- Written task
Identify every line containing the word "Mean" and reproduce each one.

(Items from a data source)
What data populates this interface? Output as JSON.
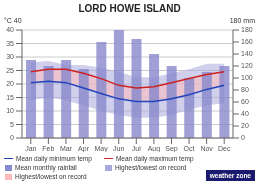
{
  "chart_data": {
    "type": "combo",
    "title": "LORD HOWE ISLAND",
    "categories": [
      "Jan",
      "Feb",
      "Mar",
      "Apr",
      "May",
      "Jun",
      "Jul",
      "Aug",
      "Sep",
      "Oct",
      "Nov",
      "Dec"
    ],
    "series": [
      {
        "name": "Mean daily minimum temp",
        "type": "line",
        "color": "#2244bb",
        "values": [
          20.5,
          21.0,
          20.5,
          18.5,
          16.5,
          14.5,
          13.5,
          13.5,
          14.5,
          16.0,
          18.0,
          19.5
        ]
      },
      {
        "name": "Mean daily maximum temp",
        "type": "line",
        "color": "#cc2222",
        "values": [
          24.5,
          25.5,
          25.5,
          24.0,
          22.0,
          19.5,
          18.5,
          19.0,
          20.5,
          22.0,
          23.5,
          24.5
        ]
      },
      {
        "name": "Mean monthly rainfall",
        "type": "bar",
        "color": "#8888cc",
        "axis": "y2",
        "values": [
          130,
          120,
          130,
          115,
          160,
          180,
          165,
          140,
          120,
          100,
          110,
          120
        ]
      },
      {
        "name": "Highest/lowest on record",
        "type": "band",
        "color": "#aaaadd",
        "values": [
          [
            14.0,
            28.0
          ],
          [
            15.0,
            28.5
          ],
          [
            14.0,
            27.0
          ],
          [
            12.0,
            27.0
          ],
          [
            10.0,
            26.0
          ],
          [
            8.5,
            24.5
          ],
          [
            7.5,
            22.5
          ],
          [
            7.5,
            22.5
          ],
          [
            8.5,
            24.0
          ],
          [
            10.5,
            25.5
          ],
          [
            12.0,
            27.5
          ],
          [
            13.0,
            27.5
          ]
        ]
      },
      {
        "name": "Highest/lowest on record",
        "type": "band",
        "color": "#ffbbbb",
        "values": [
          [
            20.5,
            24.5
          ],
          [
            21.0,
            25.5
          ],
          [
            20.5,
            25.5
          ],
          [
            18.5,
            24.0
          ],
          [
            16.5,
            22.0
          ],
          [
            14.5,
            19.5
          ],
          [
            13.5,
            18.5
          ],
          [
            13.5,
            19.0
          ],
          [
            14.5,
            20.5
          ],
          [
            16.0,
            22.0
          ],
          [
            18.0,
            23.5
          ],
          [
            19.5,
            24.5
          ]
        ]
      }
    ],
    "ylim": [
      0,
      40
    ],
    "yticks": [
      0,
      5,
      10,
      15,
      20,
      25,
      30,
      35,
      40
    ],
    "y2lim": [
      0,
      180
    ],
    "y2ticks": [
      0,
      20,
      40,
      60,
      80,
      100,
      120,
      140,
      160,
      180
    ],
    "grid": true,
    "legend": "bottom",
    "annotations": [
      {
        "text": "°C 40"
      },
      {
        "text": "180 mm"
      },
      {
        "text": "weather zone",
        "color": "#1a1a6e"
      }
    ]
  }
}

- Worked answer
        "name": "Mean daily minimum temp",
        "name": "Mean daily maximum temp",
        "name": "Mean monthly rainfall",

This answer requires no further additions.